## Do this
Write out every line below that includes the word "adquirir".
━━━━━ Material for this exercise ━━━━━
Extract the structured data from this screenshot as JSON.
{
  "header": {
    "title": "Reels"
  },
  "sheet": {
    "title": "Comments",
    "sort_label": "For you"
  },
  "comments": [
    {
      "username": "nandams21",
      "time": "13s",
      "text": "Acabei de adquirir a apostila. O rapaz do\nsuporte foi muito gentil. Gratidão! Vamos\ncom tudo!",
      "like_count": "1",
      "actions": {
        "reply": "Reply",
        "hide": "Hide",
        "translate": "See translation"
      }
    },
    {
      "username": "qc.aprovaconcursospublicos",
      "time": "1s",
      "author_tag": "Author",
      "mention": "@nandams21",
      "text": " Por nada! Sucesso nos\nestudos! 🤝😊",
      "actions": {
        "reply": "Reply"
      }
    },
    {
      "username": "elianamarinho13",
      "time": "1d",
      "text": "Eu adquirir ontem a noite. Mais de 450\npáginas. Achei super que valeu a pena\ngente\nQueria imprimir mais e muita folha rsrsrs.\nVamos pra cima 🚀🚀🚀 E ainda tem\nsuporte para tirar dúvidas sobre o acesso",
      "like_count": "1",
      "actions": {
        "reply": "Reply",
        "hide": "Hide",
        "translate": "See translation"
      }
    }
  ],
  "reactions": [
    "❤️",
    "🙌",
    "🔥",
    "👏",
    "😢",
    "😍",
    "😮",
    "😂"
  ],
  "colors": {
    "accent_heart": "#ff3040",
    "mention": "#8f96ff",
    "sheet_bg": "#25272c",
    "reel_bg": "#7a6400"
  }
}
━━━━━
## Written solution
      "text": "Acabei de adquirir a apostila. O rapaz do\nsuporte foi muito gentil. Gratidão! Vamos\ncom tudo!",
      "text": "Eu adquirir ontem a noite. Mais de 450\npáginas. Achei super que valeu a pena\ngente\nQueria imprimir mais e muita folha rsrsrs.\nVamos pra cima 🚀🚀🚀 E ainda tem\nsuporte para tirar dúvidas sobre o acesso",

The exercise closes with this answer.